• **GOAL**
Locate the string "连续波射频功率" in the records below. Copy every line where it occurs.

---------- DATA SECTION

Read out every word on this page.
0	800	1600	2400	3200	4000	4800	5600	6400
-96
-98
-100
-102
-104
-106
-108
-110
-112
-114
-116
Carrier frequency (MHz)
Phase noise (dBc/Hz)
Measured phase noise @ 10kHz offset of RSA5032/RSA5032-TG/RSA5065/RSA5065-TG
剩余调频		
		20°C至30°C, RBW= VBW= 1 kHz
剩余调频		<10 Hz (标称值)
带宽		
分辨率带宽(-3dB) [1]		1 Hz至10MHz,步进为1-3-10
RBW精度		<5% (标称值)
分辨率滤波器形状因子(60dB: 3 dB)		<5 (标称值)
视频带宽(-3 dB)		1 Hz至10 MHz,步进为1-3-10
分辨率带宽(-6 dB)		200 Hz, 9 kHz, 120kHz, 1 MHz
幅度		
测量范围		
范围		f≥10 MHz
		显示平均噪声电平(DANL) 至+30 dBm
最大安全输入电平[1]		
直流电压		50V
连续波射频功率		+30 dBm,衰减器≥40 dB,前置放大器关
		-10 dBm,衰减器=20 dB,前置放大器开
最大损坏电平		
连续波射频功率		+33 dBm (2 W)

--------------------
---------- DATA SECTION

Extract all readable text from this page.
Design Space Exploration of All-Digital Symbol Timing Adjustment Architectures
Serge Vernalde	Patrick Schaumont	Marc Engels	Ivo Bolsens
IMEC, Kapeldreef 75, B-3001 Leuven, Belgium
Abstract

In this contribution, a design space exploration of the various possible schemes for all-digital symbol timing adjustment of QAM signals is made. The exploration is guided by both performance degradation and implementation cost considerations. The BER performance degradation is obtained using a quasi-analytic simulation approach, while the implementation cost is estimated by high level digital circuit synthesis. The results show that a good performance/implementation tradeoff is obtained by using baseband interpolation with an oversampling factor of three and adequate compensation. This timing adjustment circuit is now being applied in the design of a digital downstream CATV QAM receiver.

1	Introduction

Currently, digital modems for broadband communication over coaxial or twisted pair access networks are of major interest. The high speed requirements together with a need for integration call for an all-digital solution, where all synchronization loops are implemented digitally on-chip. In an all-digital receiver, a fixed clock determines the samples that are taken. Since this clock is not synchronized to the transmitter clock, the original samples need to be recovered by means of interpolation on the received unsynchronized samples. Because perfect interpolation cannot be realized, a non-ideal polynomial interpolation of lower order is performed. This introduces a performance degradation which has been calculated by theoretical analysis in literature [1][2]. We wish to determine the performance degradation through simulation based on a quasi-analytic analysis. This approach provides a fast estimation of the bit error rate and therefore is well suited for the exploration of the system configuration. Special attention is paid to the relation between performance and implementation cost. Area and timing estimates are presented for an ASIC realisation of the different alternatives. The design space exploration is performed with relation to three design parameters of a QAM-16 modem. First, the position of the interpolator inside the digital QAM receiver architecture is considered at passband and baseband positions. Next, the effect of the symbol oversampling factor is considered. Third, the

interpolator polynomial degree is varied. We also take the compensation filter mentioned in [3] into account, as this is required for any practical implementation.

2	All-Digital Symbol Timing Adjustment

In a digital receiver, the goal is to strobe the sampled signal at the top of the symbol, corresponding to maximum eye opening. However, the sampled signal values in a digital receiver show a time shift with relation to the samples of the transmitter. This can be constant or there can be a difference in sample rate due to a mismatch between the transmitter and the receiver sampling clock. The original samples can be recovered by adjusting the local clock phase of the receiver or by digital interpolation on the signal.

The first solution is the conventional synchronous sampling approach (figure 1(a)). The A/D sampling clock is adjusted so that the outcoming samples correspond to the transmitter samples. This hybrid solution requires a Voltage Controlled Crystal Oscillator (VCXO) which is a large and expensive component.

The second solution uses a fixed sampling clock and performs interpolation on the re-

--------------------

• **WRITTEN REPLY**
连续波射频功率		+30 dBm,衰减器≥40 dB,前置放大器关
连续波射频功率		+33 dBm (2 W)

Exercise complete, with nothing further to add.